*Stated problem*: What is the number of lines containing the string "object"? Answer with the number only.

*Extracted data*:
————

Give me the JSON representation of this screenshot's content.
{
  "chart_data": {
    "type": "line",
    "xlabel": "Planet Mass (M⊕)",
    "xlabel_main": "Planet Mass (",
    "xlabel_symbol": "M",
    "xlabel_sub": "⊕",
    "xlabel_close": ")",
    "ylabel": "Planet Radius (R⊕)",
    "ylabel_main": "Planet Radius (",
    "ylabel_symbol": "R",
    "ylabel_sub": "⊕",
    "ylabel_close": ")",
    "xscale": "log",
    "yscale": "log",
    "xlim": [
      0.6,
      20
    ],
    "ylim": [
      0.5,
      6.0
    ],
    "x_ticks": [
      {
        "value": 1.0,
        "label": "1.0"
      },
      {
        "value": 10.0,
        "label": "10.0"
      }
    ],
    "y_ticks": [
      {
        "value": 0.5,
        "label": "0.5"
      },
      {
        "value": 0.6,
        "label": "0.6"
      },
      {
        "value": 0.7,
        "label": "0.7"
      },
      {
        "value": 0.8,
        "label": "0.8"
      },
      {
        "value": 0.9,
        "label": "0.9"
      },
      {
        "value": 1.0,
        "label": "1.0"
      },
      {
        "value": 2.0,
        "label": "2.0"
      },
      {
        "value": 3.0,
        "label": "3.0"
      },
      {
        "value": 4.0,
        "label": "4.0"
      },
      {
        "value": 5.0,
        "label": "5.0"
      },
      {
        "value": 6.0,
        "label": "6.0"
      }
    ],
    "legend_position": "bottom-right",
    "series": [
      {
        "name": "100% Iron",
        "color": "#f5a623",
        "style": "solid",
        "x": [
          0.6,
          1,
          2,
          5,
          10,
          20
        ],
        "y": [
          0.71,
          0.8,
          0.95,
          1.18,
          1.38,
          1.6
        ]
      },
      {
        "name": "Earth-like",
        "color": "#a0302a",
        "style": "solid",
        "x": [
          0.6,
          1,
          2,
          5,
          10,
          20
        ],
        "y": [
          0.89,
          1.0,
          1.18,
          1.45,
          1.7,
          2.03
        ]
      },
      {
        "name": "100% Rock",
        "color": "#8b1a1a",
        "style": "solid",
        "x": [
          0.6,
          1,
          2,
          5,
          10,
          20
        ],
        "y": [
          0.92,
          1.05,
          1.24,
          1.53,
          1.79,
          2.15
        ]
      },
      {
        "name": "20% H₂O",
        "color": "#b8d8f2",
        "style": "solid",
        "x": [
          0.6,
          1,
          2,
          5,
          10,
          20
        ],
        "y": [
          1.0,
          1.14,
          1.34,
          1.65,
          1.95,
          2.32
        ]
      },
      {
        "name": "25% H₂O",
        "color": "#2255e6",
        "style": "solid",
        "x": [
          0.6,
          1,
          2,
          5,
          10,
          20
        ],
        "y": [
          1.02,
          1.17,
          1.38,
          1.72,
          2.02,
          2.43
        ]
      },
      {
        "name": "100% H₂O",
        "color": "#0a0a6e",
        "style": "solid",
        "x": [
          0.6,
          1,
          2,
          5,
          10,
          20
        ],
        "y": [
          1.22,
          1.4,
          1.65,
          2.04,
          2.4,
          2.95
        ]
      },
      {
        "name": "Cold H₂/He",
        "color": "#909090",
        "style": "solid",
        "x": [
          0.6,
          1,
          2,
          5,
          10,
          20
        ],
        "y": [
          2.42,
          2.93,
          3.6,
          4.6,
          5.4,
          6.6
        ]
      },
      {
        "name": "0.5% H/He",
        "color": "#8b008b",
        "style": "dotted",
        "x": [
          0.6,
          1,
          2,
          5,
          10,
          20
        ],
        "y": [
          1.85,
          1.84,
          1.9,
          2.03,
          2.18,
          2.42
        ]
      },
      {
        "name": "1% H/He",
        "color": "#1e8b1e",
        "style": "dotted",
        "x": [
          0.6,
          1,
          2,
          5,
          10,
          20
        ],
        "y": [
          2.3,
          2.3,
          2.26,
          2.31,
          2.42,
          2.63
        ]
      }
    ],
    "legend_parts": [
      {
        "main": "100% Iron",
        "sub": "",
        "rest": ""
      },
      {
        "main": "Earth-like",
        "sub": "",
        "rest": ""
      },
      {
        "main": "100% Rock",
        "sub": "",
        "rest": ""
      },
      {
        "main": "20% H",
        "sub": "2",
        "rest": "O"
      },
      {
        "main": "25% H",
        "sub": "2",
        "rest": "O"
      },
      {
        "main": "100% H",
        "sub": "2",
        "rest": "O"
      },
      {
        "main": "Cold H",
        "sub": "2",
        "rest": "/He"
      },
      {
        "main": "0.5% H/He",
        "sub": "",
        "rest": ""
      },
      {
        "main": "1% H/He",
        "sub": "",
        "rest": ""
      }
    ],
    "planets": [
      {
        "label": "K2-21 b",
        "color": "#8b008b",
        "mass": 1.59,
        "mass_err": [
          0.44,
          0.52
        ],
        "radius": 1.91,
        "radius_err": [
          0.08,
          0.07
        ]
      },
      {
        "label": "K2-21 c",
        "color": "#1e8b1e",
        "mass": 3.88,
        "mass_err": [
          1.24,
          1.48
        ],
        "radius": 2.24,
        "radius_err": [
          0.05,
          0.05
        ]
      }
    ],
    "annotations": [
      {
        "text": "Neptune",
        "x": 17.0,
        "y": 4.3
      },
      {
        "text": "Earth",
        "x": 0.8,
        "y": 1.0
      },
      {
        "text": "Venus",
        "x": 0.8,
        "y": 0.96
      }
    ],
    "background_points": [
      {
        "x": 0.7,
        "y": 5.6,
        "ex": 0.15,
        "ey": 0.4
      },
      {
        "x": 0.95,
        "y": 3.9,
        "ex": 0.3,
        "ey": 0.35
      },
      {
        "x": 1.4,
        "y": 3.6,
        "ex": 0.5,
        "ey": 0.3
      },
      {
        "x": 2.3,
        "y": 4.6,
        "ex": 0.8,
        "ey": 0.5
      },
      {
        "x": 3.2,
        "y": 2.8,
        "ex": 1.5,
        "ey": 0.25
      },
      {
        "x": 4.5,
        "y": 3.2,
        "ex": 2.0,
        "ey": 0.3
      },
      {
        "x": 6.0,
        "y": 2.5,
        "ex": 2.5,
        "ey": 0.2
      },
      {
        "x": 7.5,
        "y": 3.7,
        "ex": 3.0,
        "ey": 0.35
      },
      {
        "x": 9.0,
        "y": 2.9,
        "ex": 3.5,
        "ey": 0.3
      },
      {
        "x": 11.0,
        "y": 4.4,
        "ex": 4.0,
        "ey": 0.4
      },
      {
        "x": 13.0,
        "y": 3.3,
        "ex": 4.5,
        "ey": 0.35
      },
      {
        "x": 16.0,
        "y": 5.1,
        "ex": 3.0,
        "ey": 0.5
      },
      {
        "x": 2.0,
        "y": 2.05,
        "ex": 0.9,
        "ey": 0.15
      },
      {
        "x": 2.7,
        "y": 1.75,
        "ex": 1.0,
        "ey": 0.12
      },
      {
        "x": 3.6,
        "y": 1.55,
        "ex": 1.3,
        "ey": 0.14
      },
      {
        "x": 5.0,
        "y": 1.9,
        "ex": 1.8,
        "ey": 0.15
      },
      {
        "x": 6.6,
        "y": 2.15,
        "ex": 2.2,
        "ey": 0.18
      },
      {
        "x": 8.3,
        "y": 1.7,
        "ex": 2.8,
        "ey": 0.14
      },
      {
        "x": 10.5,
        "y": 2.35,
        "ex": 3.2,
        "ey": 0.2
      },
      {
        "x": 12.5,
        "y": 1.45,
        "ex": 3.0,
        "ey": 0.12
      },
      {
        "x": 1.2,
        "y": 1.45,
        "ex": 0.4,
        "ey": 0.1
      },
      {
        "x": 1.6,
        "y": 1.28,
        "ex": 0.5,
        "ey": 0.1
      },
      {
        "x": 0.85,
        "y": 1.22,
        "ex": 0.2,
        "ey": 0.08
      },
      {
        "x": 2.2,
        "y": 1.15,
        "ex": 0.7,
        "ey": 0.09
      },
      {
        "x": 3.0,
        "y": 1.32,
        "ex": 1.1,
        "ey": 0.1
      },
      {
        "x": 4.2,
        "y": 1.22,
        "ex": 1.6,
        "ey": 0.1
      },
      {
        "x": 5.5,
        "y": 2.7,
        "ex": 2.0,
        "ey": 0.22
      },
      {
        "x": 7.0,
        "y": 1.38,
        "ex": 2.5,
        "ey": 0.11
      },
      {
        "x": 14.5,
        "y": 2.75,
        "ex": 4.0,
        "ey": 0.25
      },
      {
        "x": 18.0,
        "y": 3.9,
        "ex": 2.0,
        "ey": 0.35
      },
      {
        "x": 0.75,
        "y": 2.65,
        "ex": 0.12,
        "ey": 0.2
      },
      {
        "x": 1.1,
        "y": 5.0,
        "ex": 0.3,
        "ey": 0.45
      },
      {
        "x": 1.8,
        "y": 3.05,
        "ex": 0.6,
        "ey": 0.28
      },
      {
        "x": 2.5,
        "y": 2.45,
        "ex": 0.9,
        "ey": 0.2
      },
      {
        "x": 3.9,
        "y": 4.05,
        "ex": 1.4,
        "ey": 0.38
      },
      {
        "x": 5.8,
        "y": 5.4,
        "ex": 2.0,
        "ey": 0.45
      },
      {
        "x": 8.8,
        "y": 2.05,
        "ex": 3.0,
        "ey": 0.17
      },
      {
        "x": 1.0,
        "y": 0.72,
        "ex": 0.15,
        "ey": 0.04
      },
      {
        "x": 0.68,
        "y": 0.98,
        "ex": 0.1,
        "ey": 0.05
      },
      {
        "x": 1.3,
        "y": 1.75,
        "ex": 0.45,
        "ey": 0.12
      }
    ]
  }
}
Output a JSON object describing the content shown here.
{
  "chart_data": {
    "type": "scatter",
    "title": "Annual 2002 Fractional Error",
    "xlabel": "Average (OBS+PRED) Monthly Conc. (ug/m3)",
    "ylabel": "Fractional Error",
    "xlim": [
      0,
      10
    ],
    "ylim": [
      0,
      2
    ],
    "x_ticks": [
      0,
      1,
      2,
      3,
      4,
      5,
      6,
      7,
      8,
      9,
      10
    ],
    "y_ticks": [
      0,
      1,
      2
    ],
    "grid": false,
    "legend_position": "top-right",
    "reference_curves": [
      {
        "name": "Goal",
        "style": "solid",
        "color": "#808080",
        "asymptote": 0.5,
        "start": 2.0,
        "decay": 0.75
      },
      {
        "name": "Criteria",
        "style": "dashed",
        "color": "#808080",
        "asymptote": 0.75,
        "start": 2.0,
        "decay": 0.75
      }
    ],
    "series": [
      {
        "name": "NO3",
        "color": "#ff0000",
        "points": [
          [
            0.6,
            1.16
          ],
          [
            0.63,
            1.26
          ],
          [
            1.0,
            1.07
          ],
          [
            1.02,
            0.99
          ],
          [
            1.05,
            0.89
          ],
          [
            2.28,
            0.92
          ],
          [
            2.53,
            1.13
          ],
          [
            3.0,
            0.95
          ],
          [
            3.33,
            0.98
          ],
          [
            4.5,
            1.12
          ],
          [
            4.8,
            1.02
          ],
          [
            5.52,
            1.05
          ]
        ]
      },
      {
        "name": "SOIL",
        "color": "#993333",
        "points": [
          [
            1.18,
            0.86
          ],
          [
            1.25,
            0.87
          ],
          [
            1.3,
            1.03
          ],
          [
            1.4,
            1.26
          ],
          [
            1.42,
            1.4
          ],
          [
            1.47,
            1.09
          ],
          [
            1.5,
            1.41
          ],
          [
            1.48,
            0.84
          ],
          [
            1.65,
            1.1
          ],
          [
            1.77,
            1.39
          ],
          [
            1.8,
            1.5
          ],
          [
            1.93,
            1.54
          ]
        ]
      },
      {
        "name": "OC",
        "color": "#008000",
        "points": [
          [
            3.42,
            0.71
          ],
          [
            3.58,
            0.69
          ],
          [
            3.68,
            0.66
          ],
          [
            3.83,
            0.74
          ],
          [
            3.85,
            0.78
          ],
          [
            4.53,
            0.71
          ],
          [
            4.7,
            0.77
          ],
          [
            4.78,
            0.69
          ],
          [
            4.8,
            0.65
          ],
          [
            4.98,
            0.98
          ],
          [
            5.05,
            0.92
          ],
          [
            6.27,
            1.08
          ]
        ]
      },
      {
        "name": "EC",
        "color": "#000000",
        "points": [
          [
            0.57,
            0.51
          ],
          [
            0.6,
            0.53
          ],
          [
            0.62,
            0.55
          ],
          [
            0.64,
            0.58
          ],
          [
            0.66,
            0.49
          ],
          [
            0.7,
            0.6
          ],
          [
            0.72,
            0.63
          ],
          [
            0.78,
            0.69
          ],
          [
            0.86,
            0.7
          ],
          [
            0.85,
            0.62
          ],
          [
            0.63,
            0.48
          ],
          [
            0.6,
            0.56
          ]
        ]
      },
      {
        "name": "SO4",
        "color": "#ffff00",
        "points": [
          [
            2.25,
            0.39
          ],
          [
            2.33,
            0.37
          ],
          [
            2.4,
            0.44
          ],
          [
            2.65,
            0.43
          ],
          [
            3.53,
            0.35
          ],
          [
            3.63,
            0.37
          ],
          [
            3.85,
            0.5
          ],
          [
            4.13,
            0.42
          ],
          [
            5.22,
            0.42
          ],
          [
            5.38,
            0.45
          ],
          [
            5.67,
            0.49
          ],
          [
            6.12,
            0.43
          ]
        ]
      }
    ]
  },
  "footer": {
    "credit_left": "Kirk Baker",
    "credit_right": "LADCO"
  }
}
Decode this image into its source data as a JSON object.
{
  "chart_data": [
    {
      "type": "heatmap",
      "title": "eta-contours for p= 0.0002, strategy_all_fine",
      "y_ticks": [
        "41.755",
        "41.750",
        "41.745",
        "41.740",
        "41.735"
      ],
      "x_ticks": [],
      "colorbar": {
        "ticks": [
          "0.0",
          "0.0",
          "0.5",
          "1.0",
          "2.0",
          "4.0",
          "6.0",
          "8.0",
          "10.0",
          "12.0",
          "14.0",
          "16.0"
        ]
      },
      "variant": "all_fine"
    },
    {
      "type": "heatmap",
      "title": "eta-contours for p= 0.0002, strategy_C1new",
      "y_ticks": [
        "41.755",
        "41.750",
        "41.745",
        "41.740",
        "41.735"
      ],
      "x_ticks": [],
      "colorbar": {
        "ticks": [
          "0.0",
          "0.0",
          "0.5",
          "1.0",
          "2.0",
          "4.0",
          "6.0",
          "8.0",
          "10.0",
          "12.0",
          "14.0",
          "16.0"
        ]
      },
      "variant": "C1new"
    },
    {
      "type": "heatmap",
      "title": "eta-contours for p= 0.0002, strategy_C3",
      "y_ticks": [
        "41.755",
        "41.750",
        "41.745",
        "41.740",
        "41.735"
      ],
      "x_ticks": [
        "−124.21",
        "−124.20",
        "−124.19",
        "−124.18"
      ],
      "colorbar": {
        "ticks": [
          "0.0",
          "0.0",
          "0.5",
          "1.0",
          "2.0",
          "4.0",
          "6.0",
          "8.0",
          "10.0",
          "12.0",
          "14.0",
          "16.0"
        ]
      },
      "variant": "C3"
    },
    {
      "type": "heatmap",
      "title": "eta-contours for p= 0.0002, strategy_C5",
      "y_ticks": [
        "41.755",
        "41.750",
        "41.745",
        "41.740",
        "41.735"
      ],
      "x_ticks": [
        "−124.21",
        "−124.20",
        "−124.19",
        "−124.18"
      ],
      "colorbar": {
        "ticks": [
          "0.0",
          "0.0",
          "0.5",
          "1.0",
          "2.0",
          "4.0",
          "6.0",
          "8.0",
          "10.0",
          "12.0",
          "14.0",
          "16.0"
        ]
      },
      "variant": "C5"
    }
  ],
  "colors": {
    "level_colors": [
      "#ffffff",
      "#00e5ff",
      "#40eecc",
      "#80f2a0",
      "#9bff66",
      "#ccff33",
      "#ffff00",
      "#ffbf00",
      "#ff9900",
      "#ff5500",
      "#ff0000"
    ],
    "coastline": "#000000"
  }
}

————

*Answer for the task*: 2